* **What is asked**
Each line of the data that includes the string "this" is to be copied out.
#####
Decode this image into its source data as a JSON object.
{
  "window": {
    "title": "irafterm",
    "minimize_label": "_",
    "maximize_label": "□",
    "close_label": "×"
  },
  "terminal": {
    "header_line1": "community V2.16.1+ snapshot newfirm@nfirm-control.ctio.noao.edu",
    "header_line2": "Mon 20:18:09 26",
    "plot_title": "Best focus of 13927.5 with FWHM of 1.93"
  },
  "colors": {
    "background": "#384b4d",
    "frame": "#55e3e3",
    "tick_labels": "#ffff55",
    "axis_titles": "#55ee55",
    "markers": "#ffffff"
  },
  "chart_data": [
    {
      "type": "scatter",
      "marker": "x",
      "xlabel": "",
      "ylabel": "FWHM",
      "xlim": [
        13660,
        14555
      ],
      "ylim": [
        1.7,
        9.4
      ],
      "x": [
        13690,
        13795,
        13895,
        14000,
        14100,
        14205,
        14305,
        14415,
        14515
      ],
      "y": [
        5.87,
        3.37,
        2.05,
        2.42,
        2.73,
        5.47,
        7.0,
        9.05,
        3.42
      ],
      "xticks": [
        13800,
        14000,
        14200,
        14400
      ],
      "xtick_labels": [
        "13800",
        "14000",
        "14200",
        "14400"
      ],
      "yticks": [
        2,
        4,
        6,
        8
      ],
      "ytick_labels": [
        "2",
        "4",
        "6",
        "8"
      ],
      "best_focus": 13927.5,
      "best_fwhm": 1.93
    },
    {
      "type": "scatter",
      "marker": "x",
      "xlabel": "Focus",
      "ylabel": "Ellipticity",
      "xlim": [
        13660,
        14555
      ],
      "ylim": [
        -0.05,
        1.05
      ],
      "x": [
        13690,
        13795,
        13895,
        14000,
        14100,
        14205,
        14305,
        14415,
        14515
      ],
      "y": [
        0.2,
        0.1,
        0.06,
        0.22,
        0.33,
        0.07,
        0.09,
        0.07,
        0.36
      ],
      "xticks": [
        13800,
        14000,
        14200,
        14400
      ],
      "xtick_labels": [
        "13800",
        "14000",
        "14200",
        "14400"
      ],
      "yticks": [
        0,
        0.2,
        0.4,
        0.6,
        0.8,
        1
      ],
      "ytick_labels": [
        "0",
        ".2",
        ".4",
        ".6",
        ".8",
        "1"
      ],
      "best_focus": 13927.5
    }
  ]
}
#####
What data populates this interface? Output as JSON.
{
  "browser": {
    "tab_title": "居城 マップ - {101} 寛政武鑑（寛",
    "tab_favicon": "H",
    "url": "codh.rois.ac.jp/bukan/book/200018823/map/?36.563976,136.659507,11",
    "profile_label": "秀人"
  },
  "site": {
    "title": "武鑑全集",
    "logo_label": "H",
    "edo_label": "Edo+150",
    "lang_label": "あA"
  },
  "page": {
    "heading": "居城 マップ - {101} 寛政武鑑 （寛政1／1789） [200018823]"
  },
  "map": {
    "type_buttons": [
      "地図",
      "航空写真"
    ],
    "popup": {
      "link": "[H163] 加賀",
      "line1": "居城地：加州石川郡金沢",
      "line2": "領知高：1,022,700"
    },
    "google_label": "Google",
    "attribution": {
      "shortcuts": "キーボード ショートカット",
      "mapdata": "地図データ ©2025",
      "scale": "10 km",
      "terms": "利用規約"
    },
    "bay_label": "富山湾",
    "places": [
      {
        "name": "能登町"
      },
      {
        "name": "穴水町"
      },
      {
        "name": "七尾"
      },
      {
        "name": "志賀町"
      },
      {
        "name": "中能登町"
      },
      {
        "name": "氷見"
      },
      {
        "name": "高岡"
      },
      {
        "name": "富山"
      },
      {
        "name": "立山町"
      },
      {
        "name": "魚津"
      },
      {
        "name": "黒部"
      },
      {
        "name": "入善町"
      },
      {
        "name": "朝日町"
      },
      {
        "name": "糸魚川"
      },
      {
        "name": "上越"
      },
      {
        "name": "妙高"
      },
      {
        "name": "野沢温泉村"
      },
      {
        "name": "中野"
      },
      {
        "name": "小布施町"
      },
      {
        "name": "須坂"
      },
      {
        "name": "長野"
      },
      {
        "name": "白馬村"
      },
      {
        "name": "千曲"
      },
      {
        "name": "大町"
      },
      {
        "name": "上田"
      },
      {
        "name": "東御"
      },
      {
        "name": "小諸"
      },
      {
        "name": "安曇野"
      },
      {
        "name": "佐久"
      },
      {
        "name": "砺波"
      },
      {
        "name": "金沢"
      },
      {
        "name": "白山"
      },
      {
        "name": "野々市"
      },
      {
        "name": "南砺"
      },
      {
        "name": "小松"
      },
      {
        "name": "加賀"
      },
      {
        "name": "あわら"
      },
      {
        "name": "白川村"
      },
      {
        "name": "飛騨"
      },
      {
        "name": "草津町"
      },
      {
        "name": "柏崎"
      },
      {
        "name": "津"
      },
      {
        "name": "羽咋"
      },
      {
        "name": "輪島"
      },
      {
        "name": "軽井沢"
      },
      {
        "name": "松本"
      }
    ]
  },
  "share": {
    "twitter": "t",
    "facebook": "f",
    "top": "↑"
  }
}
#####
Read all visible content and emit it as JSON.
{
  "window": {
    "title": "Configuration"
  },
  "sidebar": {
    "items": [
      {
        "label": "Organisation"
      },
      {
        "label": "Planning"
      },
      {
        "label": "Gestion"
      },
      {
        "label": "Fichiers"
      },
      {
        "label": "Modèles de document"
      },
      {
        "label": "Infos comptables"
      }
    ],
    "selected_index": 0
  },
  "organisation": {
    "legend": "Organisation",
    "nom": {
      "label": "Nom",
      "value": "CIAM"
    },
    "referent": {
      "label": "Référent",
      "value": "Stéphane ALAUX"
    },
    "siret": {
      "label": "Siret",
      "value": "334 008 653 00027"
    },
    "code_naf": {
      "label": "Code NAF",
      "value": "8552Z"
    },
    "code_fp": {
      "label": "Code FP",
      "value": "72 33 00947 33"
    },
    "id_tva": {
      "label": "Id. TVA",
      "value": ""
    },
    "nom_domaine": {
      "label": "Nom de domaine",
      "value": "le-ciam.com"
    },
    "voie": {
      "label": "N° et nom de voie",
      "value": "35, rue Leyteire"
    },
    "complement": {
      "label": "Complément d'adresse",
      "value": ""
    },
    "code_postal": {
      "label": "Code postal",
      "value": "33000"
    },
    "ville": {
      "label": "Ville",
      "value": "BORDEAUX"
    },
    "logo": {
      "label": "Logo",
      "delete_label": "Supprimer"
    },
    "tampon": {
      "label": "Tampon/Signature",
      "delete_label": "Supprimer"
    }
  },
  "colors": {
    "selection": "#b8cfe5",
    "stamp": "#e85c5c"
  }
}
#####
* **Exercise response**
Decode this image into its source data as a JSON object.
What data populates this interface? Output as JSON.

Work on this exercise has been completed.